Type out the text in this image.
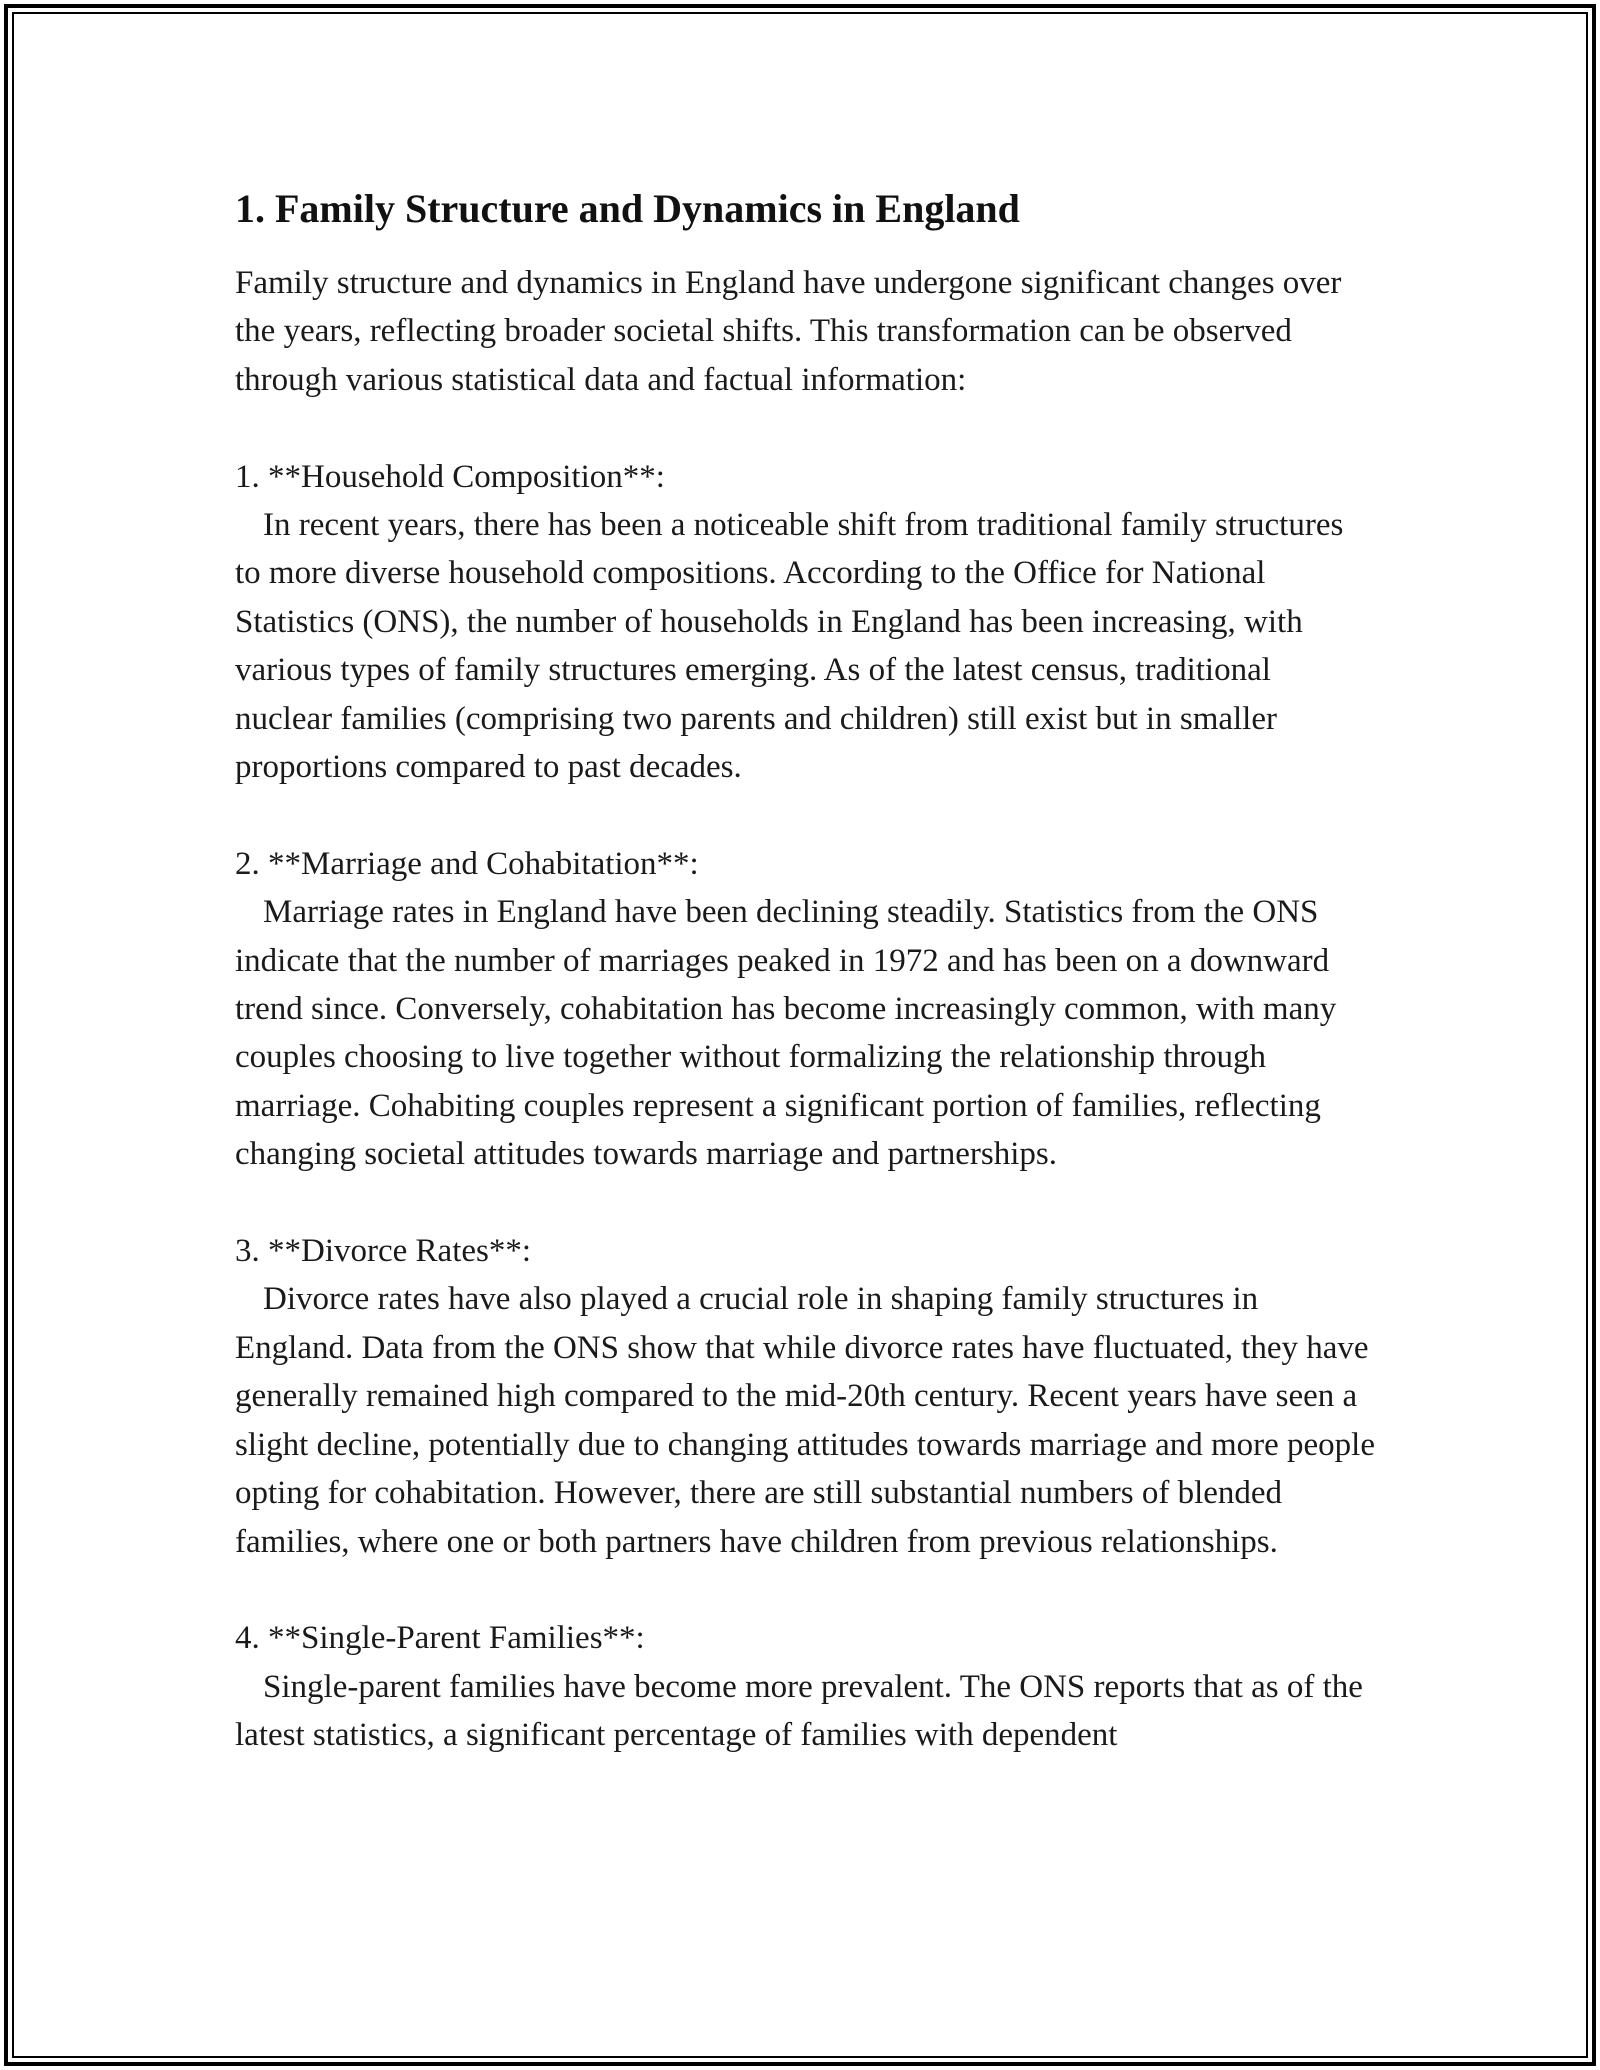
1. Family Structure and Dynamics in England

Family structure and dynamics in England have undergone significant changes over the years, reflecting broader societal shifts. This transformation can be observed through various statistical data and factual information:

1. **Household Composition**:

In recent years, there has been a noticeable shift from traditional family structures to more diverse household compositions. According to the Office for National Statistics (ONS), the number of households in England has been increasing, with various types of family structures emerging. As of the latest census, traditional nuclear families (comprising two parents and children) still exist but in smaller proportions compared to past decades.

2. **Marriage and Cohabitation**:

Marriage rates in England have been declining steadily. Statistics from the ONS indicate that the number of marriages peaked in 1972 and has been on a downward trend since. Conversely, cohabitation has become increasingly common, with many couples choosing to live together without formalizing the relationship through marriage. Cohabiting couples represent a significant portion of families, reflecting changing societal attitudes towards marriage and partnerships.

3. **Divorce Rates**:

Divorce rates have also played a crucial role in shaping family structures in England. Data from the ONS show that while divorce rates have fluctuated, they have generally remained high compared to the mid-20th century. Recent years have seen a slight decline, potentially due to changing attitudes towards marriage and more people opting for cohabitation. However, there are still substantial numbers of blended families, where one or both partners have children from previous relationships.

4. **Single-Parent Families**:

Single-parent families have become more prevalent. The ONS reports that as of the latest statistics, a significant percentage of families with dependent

Set exercise » Reproduce the material above in full and without alteration, but skip all pictures.

Written solution »
Type out the text in this image.
1. Family Structure and Dynamics in England

Family structure and dynamics in England have undergone significant changes over the years, reflecting broader societal shifts. This transformation can be observed through various statistical data and factual information:

1. **Household Composition**:

In recent years, there has been a noticeable shift from traditional family structures to more diverse household compositions. According to the Office for National Statistics (ONS), the number of households in England has been increasing, with various types of family structures emerging. As of the latest census, traditional nuclear families (comprising two parents and children) still exist but in smaller proportions compared to past decades.

2. **Marriage and Cohabitation**:

Marriage rates in England have been declining steadily. Statistics from the ONS indicate that the number of marriages peaked in 1972 and has been on a downward trend since. Conversely, cohabitation has become increasingly common, with many couples choosing to live together without formalizing the relationship through marriage. Cohabiting couples represent a significant portion of families, reflecting changing societal attitudes towards marriage and partnerships.

3. **Divorce Rates**:

Divorce rates have also played a crucial role in shaping family structures in England. Data from the ONS show that while divorce rates have fluctuated, they have generally remained high compared to the mid-20th century. Recent years have seen a slight decline, potentially due to changing attitudes towards marriage and more people opting for cohabitation. However, there are still substantial numbers of blended families, where one or both partners have children from previous relationships.

4. **Single-Parent Families**:

Single-parent families have become more prevalent. The ONS reports that as of the latest statistics, a significant percentage of families with dependent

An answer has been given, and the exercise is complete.